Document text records
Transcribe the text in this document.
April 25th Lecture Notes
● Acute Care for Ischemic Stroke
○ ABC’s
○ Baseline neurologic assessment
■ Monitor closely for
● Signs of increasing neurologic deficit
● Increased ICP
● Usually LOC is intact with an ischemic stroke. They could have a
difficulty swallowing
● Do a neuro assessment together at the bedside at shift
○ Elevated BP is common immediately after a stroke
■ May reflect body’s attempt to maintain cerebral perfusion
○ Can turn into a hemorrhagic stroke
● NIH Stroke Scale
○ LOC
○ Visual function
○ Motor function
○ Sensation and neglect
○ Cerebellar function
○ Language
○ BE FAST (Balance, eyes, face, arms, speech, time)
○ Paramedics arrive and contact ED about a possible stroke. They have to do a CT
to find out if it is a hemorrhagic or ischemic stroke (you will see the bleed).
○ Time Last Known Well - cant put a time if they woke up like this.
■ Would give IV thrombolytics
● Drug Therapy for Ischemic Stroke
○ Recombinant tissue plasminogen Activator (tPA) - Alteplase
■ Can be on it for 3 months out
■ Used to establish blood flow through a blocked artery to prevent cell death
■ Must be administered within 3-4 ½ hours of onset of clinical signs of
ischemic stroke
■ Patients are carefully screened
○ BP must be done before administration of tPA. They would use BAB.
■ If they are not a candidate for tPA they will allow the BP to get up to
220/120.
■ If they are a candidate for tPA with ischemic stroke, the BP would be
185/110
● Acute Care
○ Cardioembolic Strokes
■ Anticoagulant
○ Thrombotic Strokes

...

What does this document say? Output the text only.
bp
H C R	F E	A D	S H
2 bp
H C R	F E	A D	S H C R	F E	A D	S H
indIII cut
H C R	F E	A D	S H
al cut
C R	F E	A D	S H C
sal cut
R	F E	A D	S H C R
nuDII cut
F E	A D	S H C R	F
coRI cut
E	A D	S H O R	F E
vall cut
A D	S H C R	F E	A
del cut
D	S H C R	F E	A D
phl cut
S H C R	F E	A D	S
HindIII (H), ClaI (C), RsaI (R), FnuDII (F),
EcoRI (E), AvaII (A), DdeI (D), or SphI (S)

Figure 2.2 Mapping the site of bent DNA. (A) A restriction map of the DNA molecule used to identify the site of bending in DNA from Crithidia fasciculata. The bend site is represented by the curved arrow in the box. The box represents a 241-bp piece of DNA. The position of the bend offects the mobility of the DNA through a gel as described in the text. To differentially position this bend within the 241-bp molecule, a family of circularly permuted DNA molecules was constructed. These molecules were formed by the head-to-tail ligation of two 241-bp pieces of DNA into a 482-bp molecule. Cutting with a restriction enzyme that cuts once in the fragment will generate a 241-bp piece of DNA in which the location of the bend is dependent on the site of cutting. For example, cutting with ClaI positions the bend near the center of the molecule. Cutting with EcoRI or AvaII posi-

==

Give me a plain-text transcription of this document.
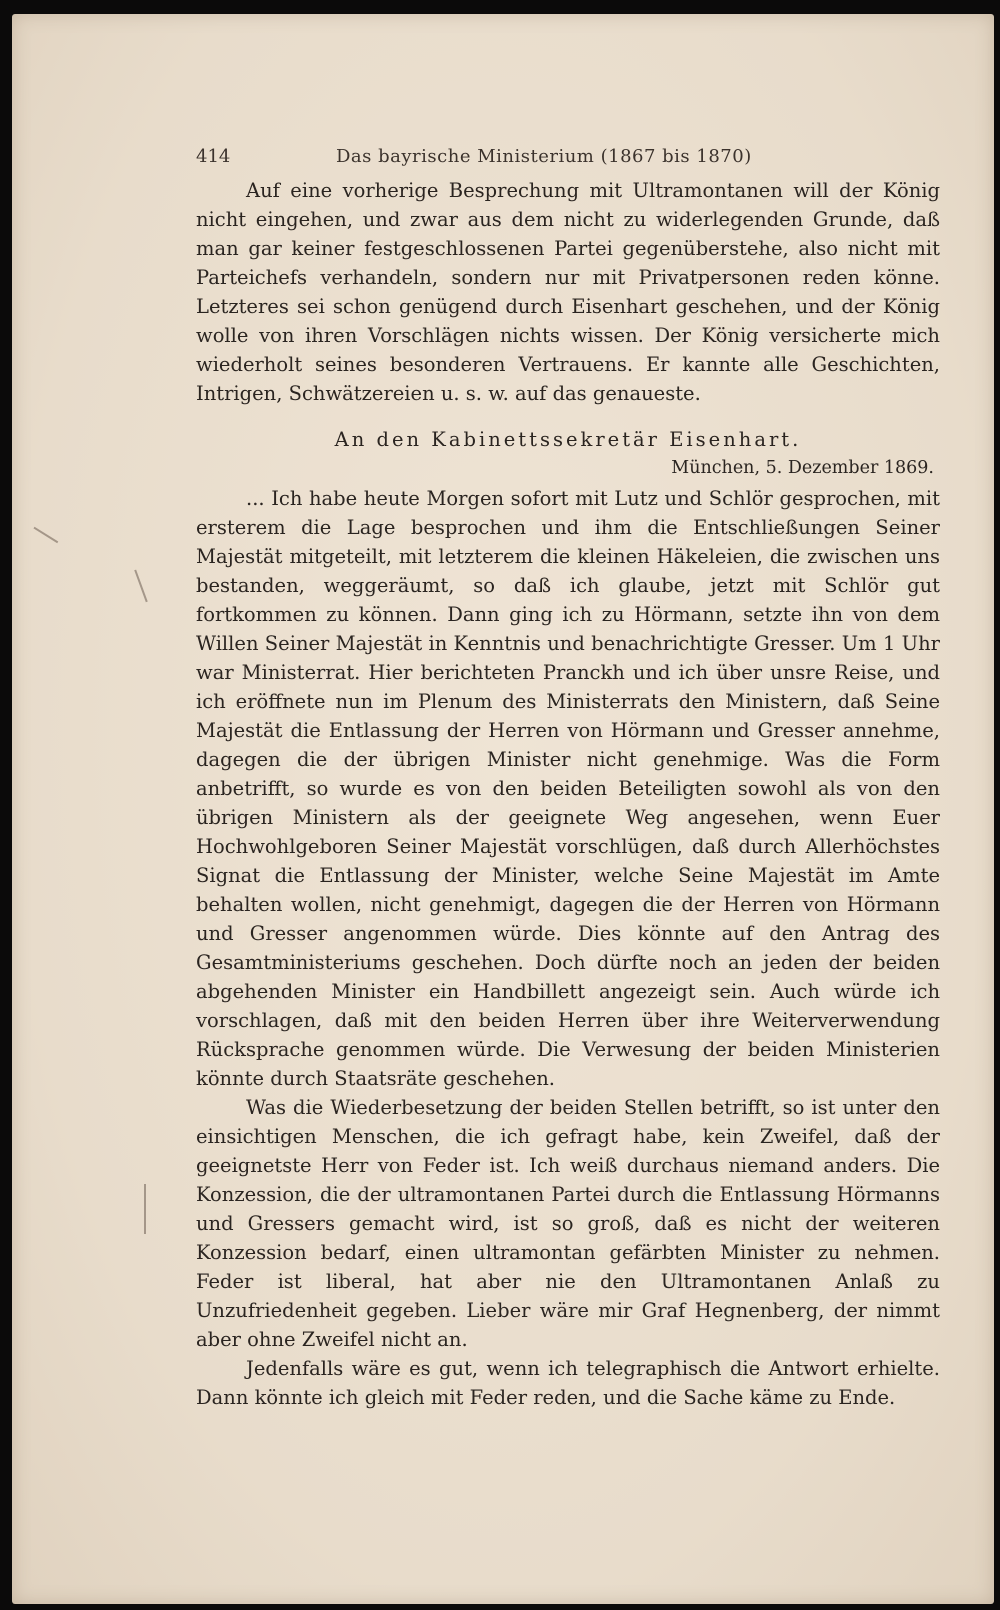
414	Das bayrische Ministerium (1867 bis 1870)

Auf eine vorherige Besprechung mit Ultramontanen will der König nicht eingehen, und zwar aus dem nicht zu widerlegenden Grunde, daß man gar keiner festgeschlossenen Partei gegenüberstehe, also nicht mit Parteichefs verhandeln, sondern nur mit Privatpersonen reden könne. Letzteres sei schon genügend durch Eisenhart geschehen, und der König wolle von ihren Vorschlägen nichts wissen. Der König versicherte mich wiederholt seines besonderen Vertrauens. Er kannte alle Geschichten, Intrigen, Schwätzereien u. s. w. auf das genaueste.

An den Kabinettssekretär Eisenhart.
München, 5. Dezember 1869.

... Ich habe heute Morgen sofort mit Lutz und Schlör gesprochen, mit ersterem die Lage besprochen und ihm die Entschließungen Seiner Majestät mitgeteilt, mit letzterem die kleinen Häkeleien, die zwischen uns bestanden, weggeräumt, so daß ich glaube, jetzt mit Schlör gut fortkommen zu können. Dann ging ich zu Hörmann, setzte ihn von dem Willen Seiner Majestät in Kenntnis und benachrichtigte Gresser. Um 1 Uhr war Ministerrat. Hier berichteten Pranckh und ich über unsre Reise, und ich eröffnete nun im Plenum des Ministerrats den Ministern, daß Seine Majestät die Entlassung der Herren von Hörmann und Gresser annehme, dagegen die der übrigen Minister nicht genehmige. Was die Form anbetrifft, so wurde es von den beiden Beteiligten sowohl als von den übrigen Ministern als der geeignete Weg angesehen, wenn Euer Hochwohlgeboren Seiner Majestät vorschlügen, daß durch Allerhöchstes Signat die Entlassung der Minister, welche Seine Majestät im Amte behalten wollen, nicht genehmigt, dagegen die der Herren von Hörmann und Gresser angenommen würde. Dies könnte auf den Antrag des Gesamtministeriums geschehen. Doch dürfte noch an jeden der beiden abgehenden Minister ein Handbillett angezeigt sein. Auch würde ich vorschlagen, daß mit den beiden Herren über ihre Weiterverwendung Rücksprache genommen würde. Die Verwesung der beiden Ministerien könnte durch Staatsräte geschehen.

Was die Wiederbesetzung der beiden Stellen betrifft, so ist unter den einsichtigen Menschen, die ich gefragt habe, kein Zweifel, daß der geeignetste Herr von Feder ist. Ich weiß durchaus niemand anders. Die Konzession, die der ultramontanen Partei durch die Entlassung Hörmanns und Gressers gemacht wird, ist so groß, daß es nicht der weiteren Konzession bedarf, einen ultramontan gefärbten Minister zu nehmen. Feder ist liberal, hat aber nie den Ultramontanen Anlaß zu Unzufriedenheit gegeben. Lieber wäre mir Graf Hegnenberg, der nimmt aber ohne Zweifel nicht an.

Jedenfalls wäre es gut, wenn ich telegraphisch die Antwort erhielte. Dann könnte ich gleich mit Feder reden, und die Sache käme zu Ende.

* _The task_
Across all the entries, count the lines that contain "Strokes", and state nothing but the total.

* _Written answer_
2